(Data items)
################

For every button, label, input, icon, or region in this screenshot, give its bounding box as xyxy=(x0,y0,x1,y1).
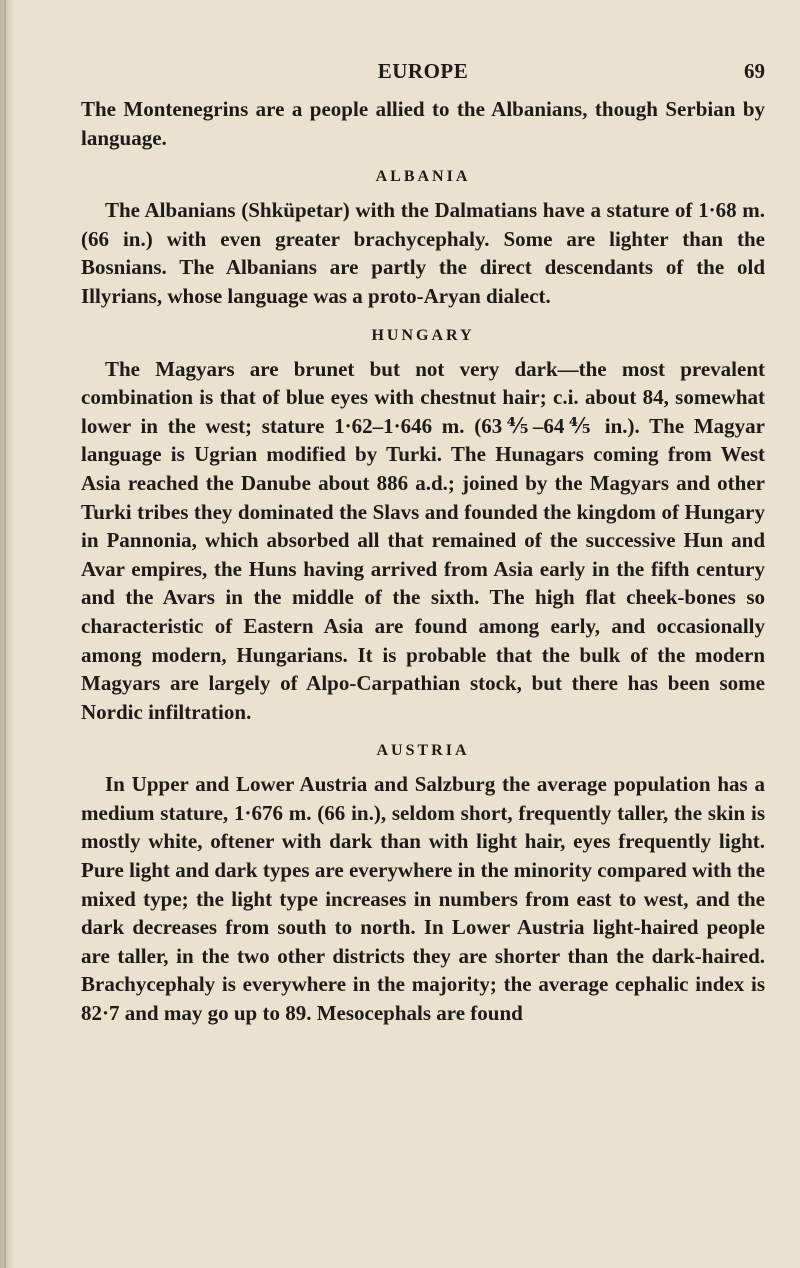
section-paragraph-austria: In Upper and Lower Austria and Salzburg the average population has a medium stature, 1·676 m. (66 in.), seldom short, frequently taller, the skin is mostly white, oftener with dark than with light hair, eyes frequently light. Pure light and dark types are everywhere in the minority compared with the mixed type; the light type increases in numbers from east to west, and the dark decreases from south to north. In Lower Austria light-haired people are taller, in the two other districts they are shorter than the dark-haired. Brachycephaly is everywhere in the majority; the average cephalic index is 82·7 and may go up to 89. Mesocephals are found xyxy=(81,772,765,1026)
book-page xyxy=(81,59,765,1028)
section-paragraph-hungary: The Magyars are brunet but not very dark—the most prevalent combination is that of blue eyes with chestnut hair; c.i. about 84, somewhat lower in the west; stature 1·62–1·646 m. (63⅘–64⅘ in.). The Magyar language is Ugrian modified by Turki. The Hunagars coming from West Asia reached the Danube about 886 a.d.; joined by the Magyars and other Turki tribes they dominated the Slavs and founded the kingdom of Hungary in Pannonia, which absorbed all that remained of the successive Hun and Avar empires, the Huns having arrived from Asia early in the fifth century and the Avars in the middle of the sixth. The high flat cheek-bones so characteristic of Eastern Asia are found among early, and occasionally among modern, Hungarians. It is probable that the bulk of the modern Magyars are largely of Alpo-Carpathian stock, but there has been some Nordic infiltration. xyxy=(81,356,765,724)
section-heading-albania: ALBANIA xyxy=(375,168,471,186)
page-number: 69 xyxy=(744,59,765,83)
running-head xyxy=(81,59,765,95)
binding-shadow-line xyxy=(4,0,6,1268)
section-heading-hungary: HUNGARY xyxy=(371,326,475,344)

################

# TASK DETAILS:
Revise the records above by changing every "section-heading" to "chapter-heading", keeping everything else the same. Leave the pictures out.

# ANSWER TO THIS TASK:
For every button, label, input, icon, or region in this screenshot, give its bounding box as xyxy=(x0,y0,x1,y1).
section-paragraph-austria: In Upper and Lower Austria and Salzburg the average population has a medium stature, 1·676 m. (66 in.), seldom short, frequently taller, the skin is mostly white, oftener with dark than with light hair, eyes frequently light. Pure light and dark types are everywhere in the minority compared with the mixed type; the light type increases in numbers from east to west, and the dark decreases from south to north. In Lower Austria light-haired people are taller, in the two other districts they are shorter than the dark-haired. Brachycephaly is everywhere in the majority; the average cephalic index is 82·7 and may go up to 89. Mesocephals are found xyxy=(81,772,765,1026)
book-page xyxy=(81,59,765,1028)
section-paragraph-hungary: The Magyars are brunet but not very dark—the most prevalent combination is that of blue eyes with chestnut hair; c.i. about 84, somewhat lower in the west; stature 1·62–1·646 m. (63⅘–64⅘ in.). The Magyar language is Ugrian modified by Turki. The Hunagars coming from West Asia reached the Danube about 886 a.d.; joined by the Magyars and other Turki tribes they dominated the Slavs and founded the kingdom of Hungary in Pannonia, which absorbed all that remained of the successive Hun and Avar empires, the Huns having arrived from Asia early in the fifth century and the Avars in the middle of the sixth. The high flat cheek-bones so characteristic of Eastern Asia are found among early, and occasionally among modern, Hungarians. It is probable that the bulk of the modern Magyars are largely of Alpo-Carpathian stock, but there has been some Nordic infiltration. xyxy=(81,356,765,724)
chapter-heading-albania: ALBANIA xyxy=(375,168,471,186)
page-number: 69 xyxy=(744,59,765,83)
running-head xyxy=(81,59,765,95)
binding-shadow-line xyxy=(4,0,6,1268)
chapter-heading-hungary: HUNGARY xyxy=(371,326,475,344)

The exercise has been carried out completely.